Rewrite the material below, switching "hole-marker" to "hole-indicator" wherever it occurs and leaving all other text unchanged.

** Begin SUPPLIED RECORDS **

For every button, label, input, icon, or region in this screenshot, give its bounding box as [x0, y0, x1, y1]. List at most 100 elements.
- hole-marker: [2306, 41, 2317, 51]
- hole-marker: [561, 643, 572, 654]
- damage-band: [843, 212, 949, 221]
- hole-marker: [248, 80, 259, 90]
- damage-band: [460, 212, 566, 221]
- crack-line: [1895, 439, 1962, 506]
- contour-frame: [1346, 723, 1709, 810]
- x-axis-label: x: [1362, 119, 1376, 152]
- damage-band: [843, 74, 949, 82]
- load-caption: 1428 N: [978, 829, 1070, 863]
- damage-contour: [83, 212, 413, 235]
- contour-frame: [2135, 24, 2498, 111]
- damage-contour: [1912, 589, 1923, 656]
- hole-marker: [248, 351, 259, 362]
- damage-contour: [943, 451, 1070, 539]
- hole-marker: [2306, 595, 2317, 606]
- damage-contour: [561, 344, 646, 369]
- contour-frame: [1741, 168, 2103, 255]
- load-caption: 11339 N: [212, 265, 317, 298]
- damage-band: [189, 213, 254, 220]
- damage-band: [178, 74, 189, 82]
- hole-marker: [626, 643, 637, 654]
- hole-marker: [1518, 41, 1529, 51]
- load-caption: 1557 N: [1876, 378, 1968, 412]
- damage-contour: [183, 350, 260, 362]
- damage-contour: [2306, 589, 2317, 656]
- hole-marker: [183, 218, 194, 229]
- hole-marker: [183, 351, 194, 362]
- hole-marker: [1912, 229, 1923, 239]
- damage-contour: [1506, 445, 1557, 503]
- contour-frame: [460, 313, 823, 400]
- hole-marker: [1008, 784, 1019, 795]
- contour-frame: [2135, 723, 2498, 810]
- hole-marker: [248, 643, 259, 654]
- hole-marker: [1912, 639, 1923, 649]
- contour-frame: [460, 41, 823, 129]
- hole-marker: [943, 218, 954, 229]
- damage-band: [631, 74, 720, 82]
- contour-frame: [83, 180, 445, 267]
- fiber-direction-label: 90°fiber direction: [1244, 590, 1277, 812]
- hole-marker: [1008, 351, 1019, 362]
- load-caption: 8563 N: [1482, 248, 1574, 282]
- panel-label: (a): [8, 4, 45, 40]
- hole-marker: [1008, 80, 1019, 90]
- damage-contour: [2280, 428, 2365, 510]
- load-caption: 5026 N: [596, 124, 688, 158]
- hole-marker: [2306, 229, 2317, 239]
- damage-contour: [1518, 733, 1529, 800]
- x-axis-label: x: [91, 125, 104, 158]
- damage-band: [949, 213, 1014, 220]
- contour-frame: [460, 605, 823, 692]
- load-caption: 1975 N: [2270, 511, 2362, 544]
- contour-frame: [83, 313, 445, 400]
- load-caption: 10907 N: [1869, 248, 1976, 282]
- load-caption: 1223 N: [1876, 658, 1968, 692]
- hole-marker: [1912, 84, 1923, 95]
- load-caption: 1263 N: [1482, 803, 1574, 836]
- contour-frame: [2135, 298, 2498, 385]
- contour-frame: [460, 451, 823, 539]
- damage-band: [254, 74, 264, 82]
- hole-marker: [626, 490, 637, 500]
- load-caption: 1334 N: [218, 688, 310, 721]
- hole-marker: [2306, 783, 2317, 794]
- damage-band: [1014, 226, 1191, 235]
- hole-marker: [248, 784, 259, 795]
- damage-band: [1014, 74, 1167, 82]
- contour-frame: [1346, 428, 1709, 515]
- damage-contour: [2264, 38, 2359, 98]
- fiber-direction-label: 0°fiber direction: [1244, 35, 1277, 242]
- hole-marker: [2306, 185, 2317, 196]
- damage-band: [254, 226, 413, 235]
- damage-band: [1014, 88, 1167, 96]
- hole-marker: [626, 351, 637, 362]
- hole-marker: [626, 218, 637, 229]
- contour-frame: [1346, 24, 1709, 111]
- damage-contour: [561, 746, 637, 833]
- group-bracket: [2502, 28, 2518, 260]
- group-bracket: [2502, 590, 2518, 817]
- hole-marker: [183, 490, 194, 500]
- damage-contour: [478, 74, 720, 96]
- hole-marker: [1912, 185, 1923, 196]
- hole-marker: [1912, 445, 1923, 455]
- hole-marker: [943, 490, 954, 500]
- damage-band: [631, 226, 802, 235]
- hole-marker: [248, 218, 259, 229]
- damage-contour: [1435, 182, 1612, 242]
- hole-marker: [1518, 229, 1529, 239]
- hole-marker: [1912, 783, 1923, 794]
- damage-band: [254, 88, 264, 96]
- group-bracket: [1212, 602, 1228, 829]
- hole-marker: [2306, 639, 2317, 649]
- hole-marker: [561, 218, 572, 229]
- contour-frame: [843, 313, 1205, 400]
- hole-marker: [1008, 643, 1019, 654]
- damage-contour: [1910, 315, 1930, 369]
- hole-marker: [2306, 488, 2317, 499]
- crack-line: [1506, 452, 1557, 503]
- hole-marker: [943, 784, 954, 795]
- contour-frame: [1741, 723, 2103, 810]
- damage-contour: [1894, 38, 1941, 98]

** End SUPPLIED RECORDS **

> _RESULT OF THIS EXERCISE_:
For every button, label, input, icon, or region in this screenshot, give its bounding box as [x0, y0, x1, y1]. List at most 100 elements.
- hole-indicator: [2306, 41, 2317, 51]
- hole-indicator: [561, 643, 572, 654]
- damage-band: [843, 212, 949, 221]
- hole-indicator: [248, 80, 259, 90]
- damage-band: [460, 212, 566, 221]
- crack-line: [1895, 439, 1962, 506]
- contour-frame: [1346, 723, 1709, 810]
- x-axis-label: x: [1362, 119, 1376, 152]
- damage-band: [843, 74, 949, 82]
- load-caption: 1428 N: [978, 829, 1070, 863]
- damage-contour: [83, 212, 413, 235]
- contour-frame: [2135, 24, 2498, 111]
- damage-contour: [1912, 589, 1923, 656]
- hole-indicator: [248, 351, 259, 362]
- damage-contour: [943, 451, 1070, 539]
- hole-indicator: [2306, 595, 2317, 606]
- damage-contour: [561, 344, 646, 369]
- contour-frame: [1741, 168, 2103, 255]
- load-caption: 11339 N: [212, 265, 317, 298]
- damage-band: [189, 213, 254, 220]
- damage-band: [178, 74, 189, 82]
- hole-indicator: [626, 643, 637, 654]
- hole-indicator: [1518, 41, 1529, 51]
- load-caption: 1557 N: [1876, 378, 1968, 412]
- damage-contour: [183, 350, 260, 362]
- damage-contour: [2306, 589, 2317, 656]
- hole-indicator: [183, 218, 194, 229]
- hole-indicator: [183, 351, 194, 362]
- hole-indicator: [1912, 229, 1923, 239]
- damage-contour: [1506, 445, 1557, 503]
- contour-frame: [460, 313, 823, 400]
- hole-indicator: [1008, 784, 1019, 795]
- contour-frame: [2135, 723, 2498, 810]
- hole-indicator: [248, 643, 259, 654]
- hole-indicator: [1912, 639, 1923, 649]
- contour-frame: [460, 41, 823, 129]
- hole-indicator: [943, 218, 954, 229]
- damage-band: [631, 74, 720, 82]
- contour-frame: [83, 180, 445, 267]
- fiber-direction-label: 90°fiber direction: [1244, 590, 1277, 812]
- hole-indicator: [1008, 351, 1019, 362]
- load-caption: 8563 N: [1482, 248, 1574, 282]
- panel-label: (a): [8, 4, 45, 40]
- hole-indicator: [1008, 80, 1019, 90]
- damage-contour: [2280, 428, 2365, 510]
- load-caption: 5026 N: [596, 124, 688, 158]
- hole-indicator: [2306, 229, 2317, 239]
- damage-contour: [1518, 733, 1529, 800]
- x-axis-label: x: [91, 125, 104, 158]
- damage-band: [949, 213, 1014, 220]
- contour-frame: [460, 605, 823, 692]
- load-caption: 1975 N: [2270, 511, 2362, 544]
- contour-frame: [83, 313, 445, 400]
- load-caption: 10907 N: [1869, 248, 1976, 282]
- load-caption: 1223 N: [1876, 658, 1968, 692]
- hole-indicator: [1912, 84, 1923, 95]
- load-caption: 1263 N: [1482, 803, 1574, 836]
- contour-frame: [2135, 298, 2498, 385]
- contour-frame: [460, 451, 823, 539]
- damage-band: [254, 74, 264, 82]
- hole-indicator: [626, 490, 637, 500]
- load-caption: 1334 N: [218, 688, 310, 721]
- hole-indicator: [2306, 783, 2317, 794]
- damage-band: [1014, 226, 1191, 235]
- hole-indicator: [248, 784, 259, 795]
- damage-band: [1014, 74, 1167, 82]
- contour-frame: [1346, 428, 1709, 515]
- damage-contour: [2264, 38, 2359, 98]
- fiber-direction-label: 0°fiber direction: [1244, 35, 1277, 242]
- hole-indicator: [2306, 185, 2317, 196]
- damage-band: [254, 226, 413, 235]
- damage-band: [1014, 88, 1167, 96]
- hole-indicator: [626, 351, 637, 362]
- hole-indicator: [626, 218, 637, 229]
- contour-frame: [1346, 24, 1709, 111]
- damage-contour: [561, 746, 637, 833]
- group-bracket: [2502, 28, 2518, 260]
- group-bracket: [2502, 590, 2518, 817]
- hole-indicator: [183, 490, 194, 500]
- damage-contour: [478, 74, 720, 96]
- hole-indicator: [1912, 185, 1923, 196]
- hole-indicator: [1912, 445, 1923, 455]
- hole-indicator: [943, 490, 954, 500]
- damage-band: [631, 226, 802, 235]
- hole-indicator: [248, 218, 259, 229]
- damage-contour: [1435, 182, 1612, 242]
- hole-indicator: [1518, 229, 1529, 239]
- hole-indicator: [1912, 783, 1923, 794]
- damage-band: [254, 88, 264, 96]
- group-bracket: [1212, 602, 1228, 829]
- hole-indicator: [2306, 639, 2317, 649]
- hole-indicator: [561, 218, 572, 229]
- contour-frame: [843, 313, 1205, 400]
- hole-indicator: [1008, 643, 1019, 654]
- damage-contour: [1910, 315, 1930, 369]
- hole-indicator: [2306, 488, 2317, 499]
- crack-line: [1506, 452, 1557, 503]
- hole-indicator: [943, 784, 954, 795]
- contour-frame: [1741, 723, 2103, 810]
- damage-contour: [1894, 38, 1941, 98]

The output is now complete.